**TEXTO PARA LEITURA**
E foi a partir dessas informações que os frigoríficos foram obrigados assinar Termos de Ajustamento de Conduta (TACs), se comprometendo a adotar medidas de segurança. No caso dos frigoríficos ainda falta resolver a questão do distanciamento entre os trabalhadores, que exercem suas funções muito próximos uns dos outros. Mas, em resumo, a organização inicial das empresas para esses trabalhadores, não funcionou, por isso houve surtos em unidades desses frigoríficos.

Maria Maeno acredita que esse tipo de informação deveria se estender a outras categorias como padrão nacional, e que para isso acontecer, bastava só “um pouquinho de boa vontade” do Ministério da Saúde para atualizar o modelo de fichas de notificação.

“As fichas são antigas e foram elaboradas ao longo do tempo pelo SUS. Têm vários dados, mas não tem a atividade profissional que, neste momento, é fundamental para termos uma percepção de casos no mundo do trabalho”,  explica.

Diversas entidades e órgãos ligados à saúde, de acordo com Maria Maeno, já solicitaram ao ministério que padronize o formato de notificação. Por enquanto, ela conta, somente em alguns municípios e estados tem sido feito um trabalho de notificação diferenciada. No município de São Paulo, por exemplo, a Secretaria Municipal de Saúde publicou uma ficha diferenciada com informações relacionadas ao trabalho.

Os números oficiais

A secretária de Saúde do Trabalhador da CUT, Madalena Margarida Silva, alerta que não há dados oficiais precisos sobre adoecimento e mortes por Covid-19 e que, por isso, o isolamento social deveria ser mantido.

Mas em contrapartida, o governo federal tem que ter medidas para proteger os trabalhadores. “Precisa ter comprometimento do governo com crédito para empresas, para trabalhadores informais e medidas que possibilitem manter o trabalhador em casa”, diz.

A falta de informação dificulta o movimento sindical de fazer uma luta específica para proteger a vida e o emprego dos trabalhadores e impede pesquisadores de terem informações exatas para ajudar a elaborar políticas públicas de combate ao coronavírus, segundo a dirigente.

“Categorias como manicures e cabelereiros têm um índice alto de precarização e dificilmente se encontram trabalhadores formalizados nesses setores. Portanto, eles não têm organização sindical para defendê-los, ao contrário de outros setores”, diz Madalena.

**LISTAGEM DE DADOS**
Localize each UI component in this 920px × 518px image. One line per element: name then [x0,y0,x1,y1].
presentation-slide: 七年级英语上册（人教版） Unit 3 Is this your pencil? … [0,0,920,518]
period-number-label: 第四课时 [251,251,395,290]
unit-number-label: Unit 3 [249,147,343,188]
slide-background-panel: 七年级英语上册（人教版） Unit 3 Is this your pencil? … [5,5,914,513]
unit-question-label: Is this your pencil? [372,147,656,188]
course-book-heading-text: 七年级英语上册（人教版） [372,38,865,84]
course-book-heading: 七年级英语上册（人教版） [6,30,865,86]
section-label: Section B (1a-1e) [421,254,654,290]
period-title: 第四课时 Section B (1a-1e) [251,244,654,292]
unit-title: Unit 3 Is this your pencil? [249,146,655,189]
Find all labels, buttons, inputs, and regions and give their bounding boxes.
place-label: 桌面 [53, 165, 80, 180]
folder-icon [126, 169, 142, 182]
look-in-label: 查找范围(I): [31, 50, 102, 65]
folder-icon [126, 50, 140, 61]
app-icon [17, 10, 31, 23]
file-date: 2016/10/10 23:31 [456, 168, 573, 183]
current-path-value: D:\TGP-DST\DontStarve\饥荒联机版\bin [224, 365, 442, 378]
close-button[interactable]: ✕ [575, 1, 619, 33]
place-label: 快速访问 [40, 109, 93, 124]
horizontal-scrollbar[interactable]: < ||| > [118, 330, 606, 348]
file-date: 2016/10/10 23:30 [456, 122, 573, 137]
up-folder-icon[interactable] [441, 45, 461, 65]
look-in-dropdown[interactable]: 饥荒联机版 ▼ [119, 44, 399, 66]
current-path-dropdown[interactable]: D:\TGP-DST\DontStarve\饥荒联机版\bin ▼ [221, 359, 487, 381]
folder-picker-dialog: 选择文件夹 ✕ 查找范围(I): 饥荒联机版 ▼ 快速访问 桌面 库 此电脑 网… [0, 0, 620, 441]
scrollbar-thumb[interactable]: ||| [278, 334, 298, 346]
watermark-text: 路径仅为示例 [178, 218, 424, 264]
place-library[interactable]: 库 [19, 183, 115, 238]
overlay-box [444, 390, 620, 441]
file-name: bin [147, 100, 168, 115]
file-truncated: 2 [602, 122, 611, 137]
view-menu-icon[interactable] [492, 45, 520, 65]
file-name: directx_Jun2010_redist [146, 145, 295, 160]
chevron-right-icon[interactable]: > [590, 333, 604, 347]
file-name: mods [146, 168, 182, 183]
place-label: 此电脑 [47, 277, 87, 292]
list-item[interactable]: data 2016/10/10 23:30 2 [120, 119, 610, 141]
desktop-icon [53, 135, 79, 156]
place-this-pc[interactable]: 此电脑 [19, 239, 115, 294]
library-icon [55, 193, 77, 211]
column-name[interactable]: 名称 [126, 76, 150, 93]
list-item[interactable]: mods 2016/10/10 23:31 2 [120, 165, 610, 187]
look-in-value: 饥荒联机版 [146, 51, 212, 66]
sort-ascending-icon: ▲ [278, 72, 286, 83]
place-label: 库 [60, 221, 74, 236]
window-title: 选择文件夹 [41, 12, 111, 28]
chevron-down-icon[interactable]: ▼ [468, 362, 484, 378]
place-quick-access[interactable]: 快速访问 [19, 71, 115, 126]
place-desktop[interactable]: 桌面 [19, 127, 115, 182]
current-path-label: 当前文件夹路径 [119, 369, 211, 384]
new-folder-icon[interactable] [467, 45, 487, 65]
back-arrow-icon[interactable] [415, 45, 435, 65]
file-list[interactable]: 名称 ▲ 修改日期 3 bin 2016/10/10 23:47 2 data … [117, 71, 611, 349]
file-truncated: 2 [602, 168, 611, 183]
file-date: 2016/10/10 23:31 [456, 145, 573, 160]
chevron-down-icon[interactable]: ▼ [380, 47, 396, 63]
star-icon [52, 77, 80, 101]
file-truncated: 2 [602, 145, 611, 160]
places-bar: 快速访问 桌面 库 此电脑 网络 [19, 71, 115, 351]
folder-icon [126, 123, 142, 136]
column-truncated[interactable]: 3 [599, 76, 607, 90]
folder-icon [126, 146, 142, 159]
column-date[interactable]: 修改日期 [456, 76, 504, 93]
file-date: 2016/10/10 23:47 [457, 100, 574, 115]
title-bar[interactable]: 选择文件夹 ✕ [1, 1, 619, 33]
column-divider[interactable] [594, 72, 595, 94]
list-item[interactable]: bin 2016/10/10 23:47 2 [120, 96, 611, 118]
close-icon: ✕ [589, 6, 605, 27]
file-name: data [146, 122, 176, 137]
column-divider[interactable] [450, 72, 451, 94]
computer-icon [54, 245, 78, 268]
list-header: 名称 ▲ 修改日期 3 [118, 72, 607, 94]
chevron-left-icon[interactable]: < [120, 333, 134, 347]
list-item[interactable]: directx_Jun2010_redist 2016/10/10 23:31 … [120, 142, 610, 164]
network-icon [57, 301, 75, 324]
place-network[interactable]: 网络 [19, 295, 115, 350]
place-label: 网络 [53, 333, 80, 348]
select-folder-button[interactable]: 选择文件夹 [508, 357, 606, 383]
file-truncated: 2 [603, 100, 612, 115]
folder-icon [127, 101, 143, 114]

**REQUISITOS DA TAREFA**
Transcreva literalmente o trecho do texto sobre a notificação da Covid-19 no trabalho que vai de "Diversas entidades e" até "deveria ser mantido.", inclusive. As linhas não têm nenhuma relação com o texto.

**RESPOSTA AO PROBLEMA**
Diversas entidades e órgãos ligados à saúde, de acordo com Maria Maeno, já solicitaram ao ministério que padronize o formato de notificação. Por enquanto, ela conta, somente em alguns municípios e estados tem sido feito um trabalho de notificação diferenciada. No município de São Paulo, por exemplo, a Secretaria Municipal de Saúde publicou uma ficha diferenciada com informações relacionadas ao trabalho.

Os números oficiais

A secretária de Saúde do Trabalhador da CUT, Madalena Margarida Silva, alerta que não há dados oficiais precisos sobre adoecimento e mortes por Covid-19 e que, por isso, o isolamento social deveria ser mantido.